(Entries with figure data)
──────────

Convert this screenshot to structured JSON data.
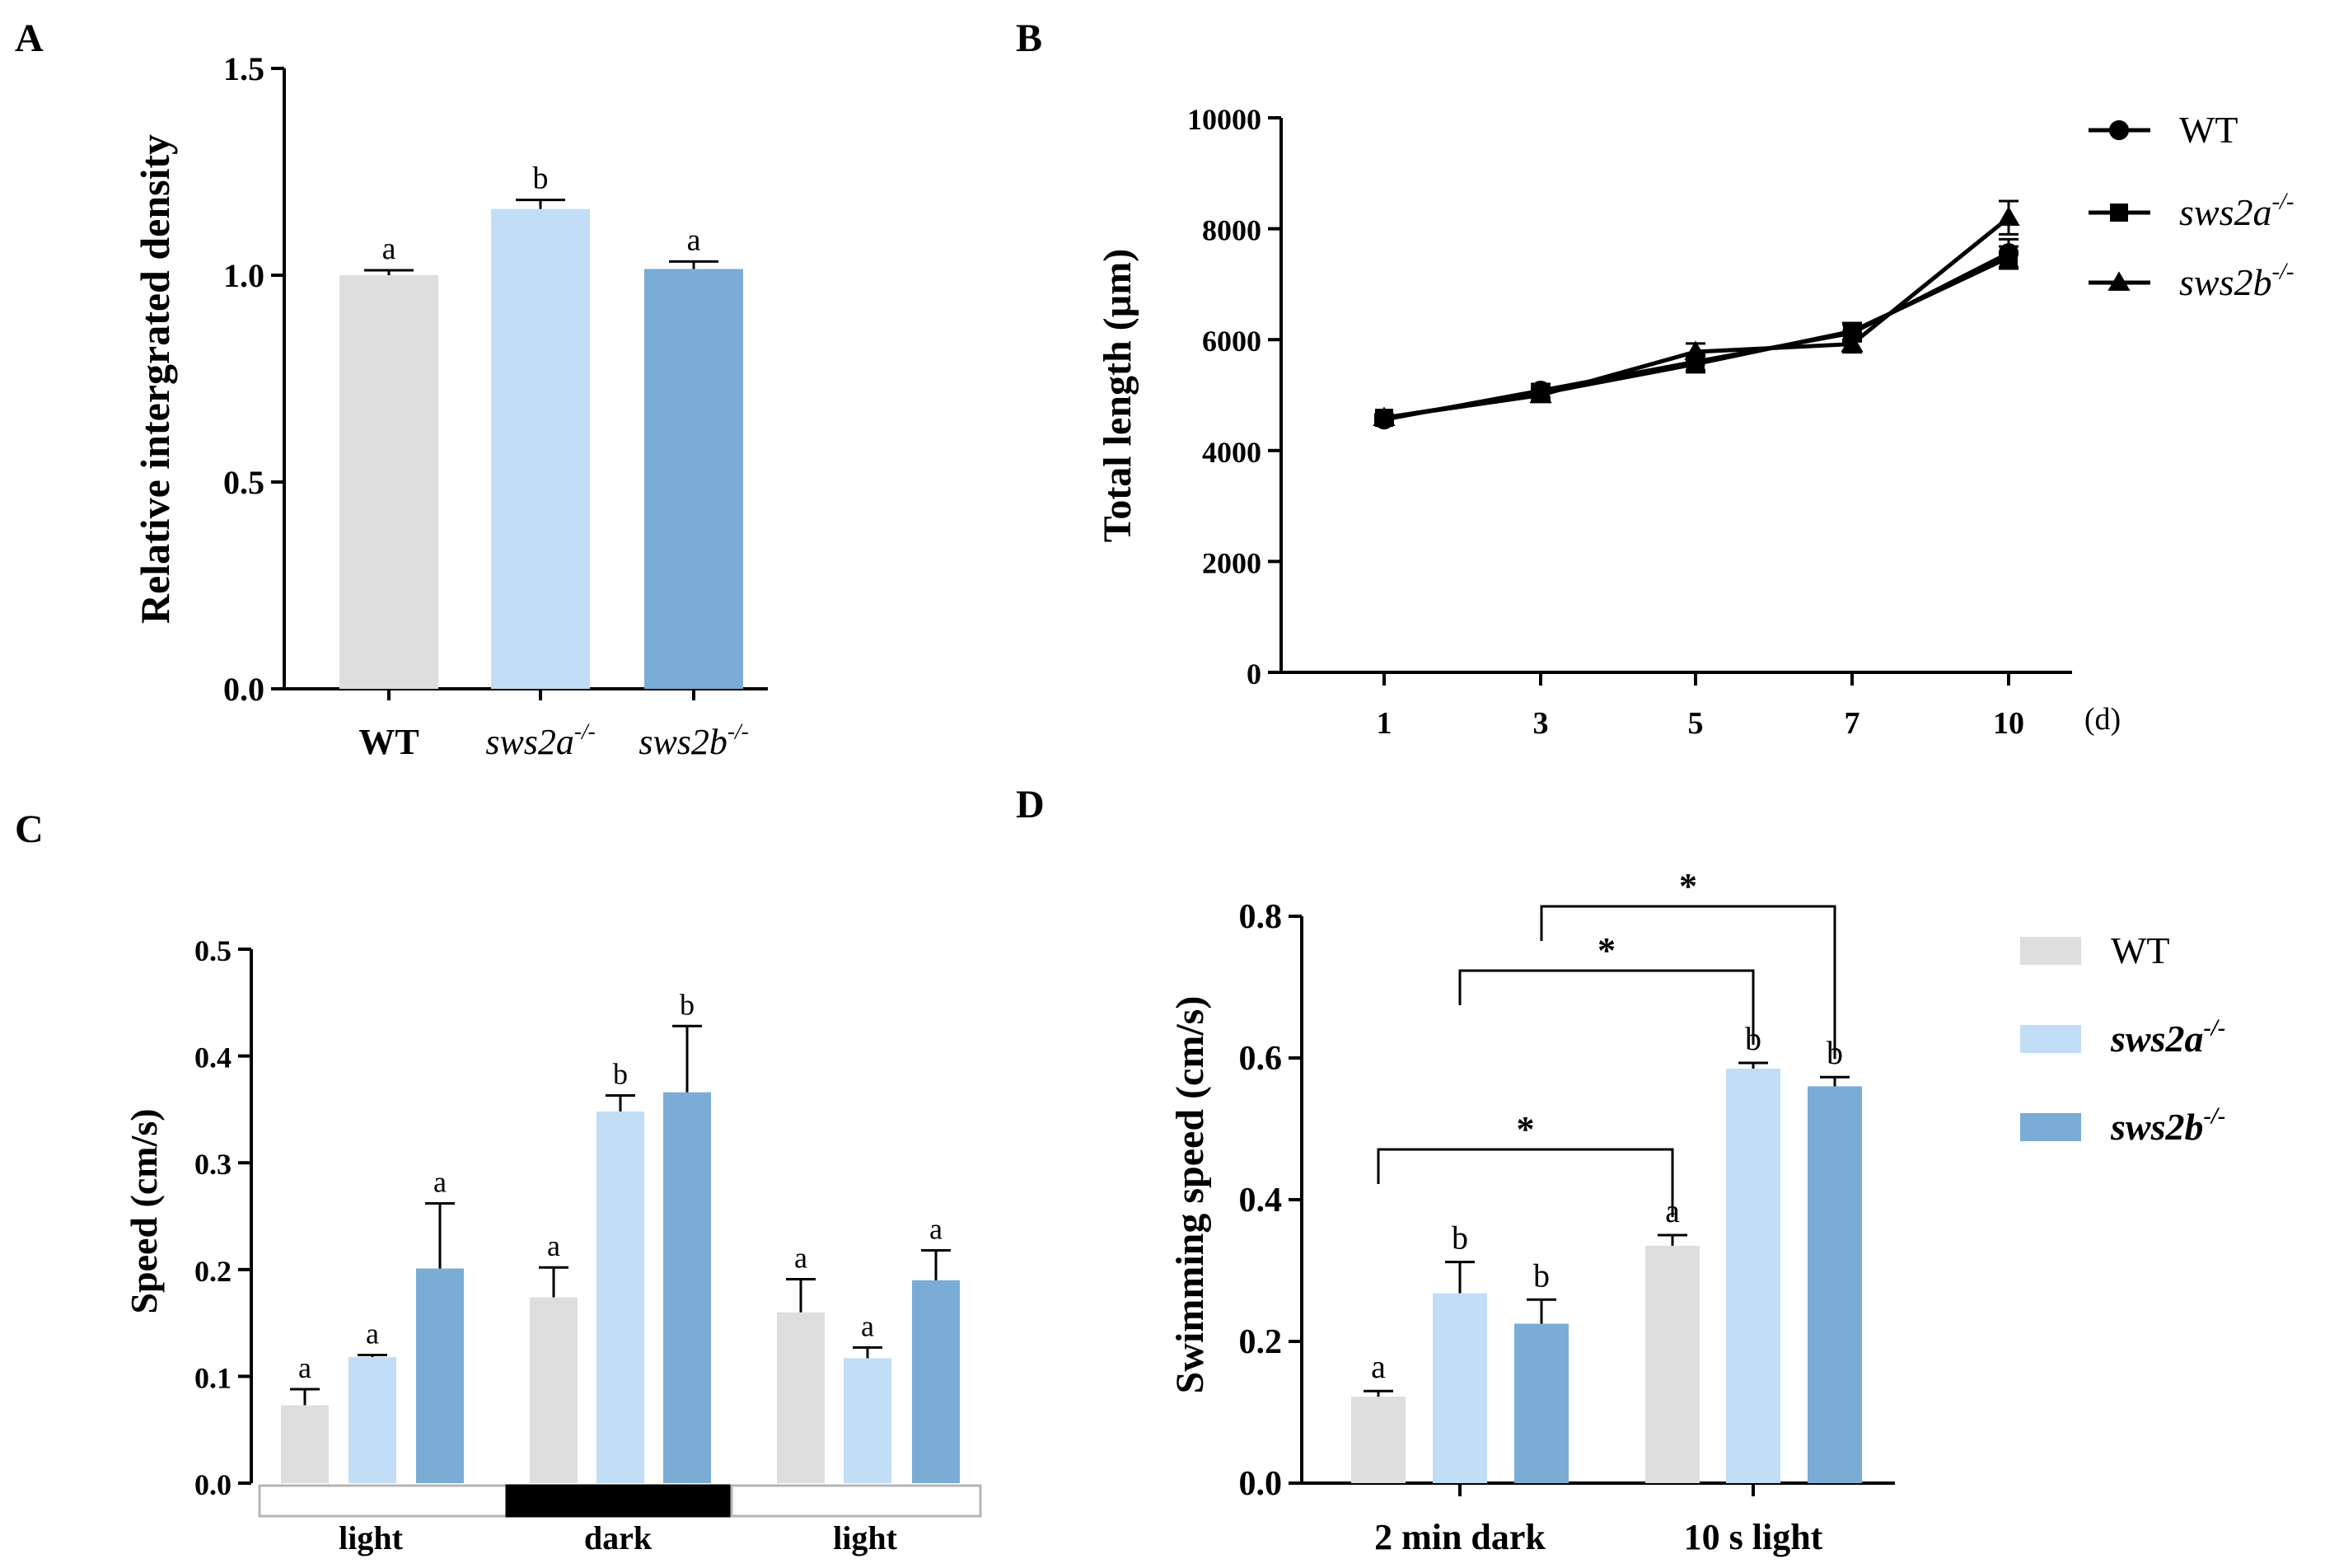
{
  "figure_title": "",
  "colors": {
    "wt": "#dedede",
    "sws2a": "#c2ddf6",
    "sws2b": "#7aacd6",
    "ink": "#000000"
  },
  "chart_data": [
    {
      "panel": "A",
      "type": "bar",
      "ylabel": "Relative intergrated density",
      "ylim": [
        0,
        1.5
      ],
      "yticks": [
        "0.0",
        "0.5",
        "1.0",
        "1.5"
      ],
      "bars": [
        {
          "label": "WT",
          "label_base": "WT",
          "label_sup": "",
          "value": 1.0,
          "err": 0.012,
          "letter": "a",
          "color_key": "wt"
        },
        {
          "label": "sws2a-/-",
          "label_base": "sws2a",
          "label_sup": "-/-",
          "value": 1.16,
          "err": 0.022,
          "letter": "b",
          "color_key": "sws2a"
        },
        {
          "label": "sws2b-/-",
          "label_base": "sws2b",
          "label_sup": "-/-",
          "value": 1.015,
          "err": 0.018,
          "letter": "a",
          "color_key": "sws2b"
        }
      ]
    },
    {
      "panel": "B",
      "type": "line",
      "ylabel": "Total length (µm)",
      "xunit": "(d)",
      "ylim": [
        0,
        10000
      ],
      "yticks": [
        "0",
        "2000",
        "4000",
        "6000",
        "8000",
        "10000"
      ],
      "x": [
        "1",
        "3",
        "5",
        "7",
        "10"
      ],
      "series": [
        {
          "name": "WT",
          "name_base": "WT",
          "name_sup": "",
          "marker": "circle",
          "values": [
            4560,
            5080,
            5600,
            6120,
            7560
          ],
          "err": [
            60,
            120,
            150,
            150,
            250
          ]
        },
        {
          "name": "sws2a-/-",
          "name_base": "sws2a",
          "name_sup": "-/-",
          "marker": "square",
          "values": [
            4590,
            5030,
            5560,
            6150,
            7480
          ],
          "err": [
            60,
            120,
            150,
            150,
            200
          ]
        },
        {
          "name": "sws2b-/-",
          "name_base": "sws2b",
          "name_sup": "-/-",
          "marker": "triangle",
          "values": [
            4590,
            5000,
            5780,
            5920,
            8200
          ],
          "err": [
            60,
            120,
            150,
            150,
            300
          ]
        }
      ]
    },
    {
      "panel": "C",
      "type": "bar",
      "ylabel": "Speed (cm/s)",
      "ylim": [
        0,
        0.5
      ],
      "yticks": [
        "0.0",
        "0.1",
        "0.2",
        "0.3",
        "0.4",
        "0.5"
      ],
      "groups": [
        {
          "label": "light",
          "band": "light",
          "bars": [
            {
              "series": "WT",
              "value": 0.073,
              "err": 0.015,
              "letter": "a"
            },
            {
              "series": "sws2a-/-",
              "value": 0.118,
              "err": 0.002,
              "letter": "a"
            },
            {
              "series": "sws2b-/-",
              "value": 0.201,
              "err": 0.061,
              "letter": "a"
            }
          ]
        },
        {
          "label": "dark",
          "band": "dark",
          "bars": [
            {
              "series": "WT",
              "value": 0.174,
              "err": 0.028,
              "letter": "a"
            },
            {
              "series": "sws2a-/-",
              "value": 0.348,
              "err": 0.015,
              "letter": "b"
            },
            {
              "series": "sws2b-/-",
              "value": 0.366,
              "err": 0.062,
              "letter": "b"
            }
          ]
        },
        {
          "label": "light",
          "band": "light",
          "bars": [
            {
              "series": "WT",
              "value": 0.16,
              "err": 0.031,
              "letter": "a"
            },
            {
              "series": "sws2a-/-",
              "value": 0.117,
              "err": 0.01,
              "letter": "a"
            },
            {
              "series": "sws2b-/-",
              "value": 0.19,
              "err": 0.028,
              "letter": "a"
            }
          ]
        }
      ]
    },
    {
      "panel": "D",
      "type": "bar",
      "ylabel": "Swimming speed (cm/s)",
      "ylim": [
        0,
        0.8
      ],
      "yticks": [
        "0.0",
        "0.2",
        "0.4",
        "0.6",
        "0.8"
      ],
      "legend": [
        {
          "name": "WT",
          "name_base": "WT",
          "name_sup": "",
          "color_key": "wt"
        },
        {
          "name": "sws2a-/-",
          "name_base": "sws2a",
          "name_sup": "-/-",
          "color_key": "sws2a"
        },
        {
          "name": "sws2b-/-",
          "name_base": "sws2b",
          "name_sup": "-/-",
          "color_key": "sws2b"
        }
      ],
      "groups": [
        {
          "label": "2 min dark",
          "bars": [
            {
              "series": "WT",
              "value": 0.122,
              "err": 0.008,
              "letter": "a"
            },
            {
              "series": "sws2a-/-",
              "value": 0.268,
              "err": 0.044,
              "letter": "b"
            },
            {
              "series": "sws2b-/-",
              "value": 0.225,
              "err": 0.034,
              "letter": "b"
            }
          ]
        },
        {
          "label": "10 s light",
          "bars": [
            {
              "series": "WT",
              "value": 0.335,
              "err": 0.015,
              "letter": "a"
            },
            {
              "series": "sws2a-/-",
              "value": 0.585,
              "err": 0.008,
              "letter": "b"
            },
            {
              "series": "sws2b-/-",
              "value": 0.56,
              "err": 0.013,
              "letter": "b"
            }
          ]
        }
      ],
      "significance": [
        {
          "from": "2 min dark / WT",
          "to": "10 s light / WT",
          "mark": "*"
        },
        {
          "from": "2 min dark / sws2a-/-",
          "to": "10 s light / sws2a-/-",
          "mark": "*"
        },
        {
          "from": "2 min dark / sws2b-/-",
          "to": "10 s light / sws2b-/-",
          "mark": "*"
        }
      ]
    }
  ]
}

──────────

» Written problem
Retype each entry precisely. Skip images entirely.

» Reply to the exercise
Convert this screenshot to structured JSON data.
{
  "figure_title": "",
  "colors": {
    "wt": "#dedede",
    "sws2a": "#c2ddf6",
    "sws2b": "#7aacd6",
    "ink": "#000000"
  },
  "chart_data": [
    {
      "panel": "A",
      "type": "bar",
      "ylabel": "Relative intergrated density",
      "ylim": [
        0,
        1.5
      ],
      "yticks": [
        "0.0",
        "0.5",
        "1.0",
        "1.5"
      ],
      "bars": [
        {
          "label": "WT",
          "label_base": "WT",
          "label_sup": "",
          "value": 1.0,
          "err": 0.012,
          "letter": "a",
          "color_key": "wt"
        },
        {
          "label": "sws2a-/-",
          "label_base": "sws2a",
          "label_sup": "-/-",
          "value": 1.16,
          "err": 0.022,
          "letter": "b",
          "color_key": "sws2a"
        },
        {
          "label": "sws2b-/-",
          "label_base": "sws2b",
          "label_sup": "-/-",
          "value": 1.015,
          "err": 0.018,
          "letter": "a",
          "color_key": "sws2b"
        }
      ]
    },
    {
      "panel": "B",
      "type": "line",
      "ylabel": "Total length (µm)",
      "xunit": "(d)",
      "ylim": [
        0,
        10000
      ],
      "yticks": [
        "0",
        "2000",
        "4000",
        "6000",
        "8000",
        "10000"
      ],
      "x": [
        "1",
        "3",
        "5",
        "7",
        "10"
      ],
      "series": [
        {
          "name": "WT",
          "name_base": "WT",
          "name_sup": "",
          "marker": "circle",
          "values": [
            4560,
            5080,
            5600,
            6120,
            7560
          ],
          "err": [
            60,
            120,
            150,
            150,
            250
          ]
        },
        {
          "name": "sws2a-/-",
          "name_base": "sws2a",
          "name_sup": "-/-",
          "marker": "square",
          "values": [
            4590,
            5030,
            5560,
            6150,
            7480
          ],
          "err": [
            60,
            120,
            150,
            150,
            200
          ]
        },
        {
          "name": "sws2b-/-",
          "name_base": "sws2b",
          "name_sup": "-/-",
          "marker": "triangle",
          "values": [
            4590,
            5000,
            5780,
            5920,
            8200
          ],
          "err": [
            60,
            120,
            150,
            150,
            300
          ]
        }
      ]
    },
    {
      "panel": "C",
      "type": "bar",
      "ylabel": "Speed (cm/s)",
      "ylim": [
        0,
        0.5
      ],
      "yticks": [
        "0.0",
        "0.1",
        "0.2",
        "0.3",
        "0.4",
        "0.5"
      ],
      "groups": [
        {
          "label": "light",
          "band": "light",
          "bars": [
            {
              "series": "WT",
              "value": 0.073,
              "err": 0.015,
              "letter": "a"
            },
            {
              "series": "sws2a-/-",
              "value": 0.118,
              "err": 0.002,
              "letter": "a"
            },
            {
              "series": "sws2b-/-",
              "value": 0.201,
              "err": 0.061,
              "letter": "a"
            }
          ]
        },
        {
          "label": "dark",
          "band": "dark",
          "bars": [
            {
              "series": "WT",
              "value": 0.174,
              "err": 0.028,
              "letter": "a"
            },
            {
              "series": "sws2a-/-",
              "value": 0.348,
              "err": 0.015,
              "letter": "b"
            },
            {
              "series": "sws2b-/-",
              "value": 0.366,
              "err": 0.062,
              "letter": "b"
            }
          ]
        },
        {
          "label": "light",
          "band": "light",
          "bars": [
            {
              "series": "WT",
              "value": 0.16,
              "err": 0.031,
              "letter": "a"
            },
            {
              "series": "sws2a-/-",
              "value": 0.117,
              "err": 0.01,
              "letter": "a"
            },
            {
              "series": "sws2b-/-",
              "value": 0.19,
              "err": 0.028,
              "letter": "a"
            }
          ]
        }
      ]
    },
    {
      "panel": "D",
      "type": "bar",
      "ylabel": "Swimming speed (cm/s)",
      "ylim": [
        0,
        0.8
      ],
      "yticks": [
        "0.0",
        "0.2",
        "0.4",
        "0.6",
        "0.8"
      ],
      "legend": [
        {
          "name": "WT",
          "name_base": "WT",
          "name_sup": "",
          "color_key": "wt"
        },
        {
          "name": "sws2a-/-",
          "name_base": "sws2a",
          "name_sup": "-/-",
          "color_key": "sws2a"
        },
        {
          "name": "sws2b-/-",
          "name_base": "sws2b",
          "name_sup": "-/-",
          "color_key": "sws2b"
        }
      ],
      "groups": [
        {
          "label": "2 min dark",
          "bars": [
            {
              "series": "WT",
              "value": 0.122,
              "err": 0.008,
              "letter": "a"
            },
            {
              "series": "sws2a-/-",
              "value": 0.268,
              "err": 0.044,
              "letter": "b"
            },
            {
              "series": "sws2b-/-",
              "value": 0.225,
              "err": 0.034,
              "letter": "b"
            }
          ]
        },
        {
          "label": "10 s light",
          "bars": [
            {
              "series": "WT",
              "value": 0.335,
              "err": 0.015,
              "letter": "a"
            },
            {
              "series": "sws2a-/-",
              "value": 0.585,
              "err": 0.008,
              "letter": "b"
            },
            {
              "series": "sws2b-/-",
              "value": 0.56,
              "err": 0.013,
              "letter": "b"
            }
          ]
        }
      ],
      "significance": [
        {
          "from": "2 min dark / WT",
          "to": "10 s light / WT",
          "mark": "*"
        },
        {
          "from": "2 min dark / sws2a-/-",
          "to": "10 s light / sws2a-/-",
          "mark": "*"
        },
        {
          "from": "2 min dark / sws2b-/-",
          "to": "10 s light / sws2b-/-",
          "mark": "*"
        }
      ]
    }
  ]
}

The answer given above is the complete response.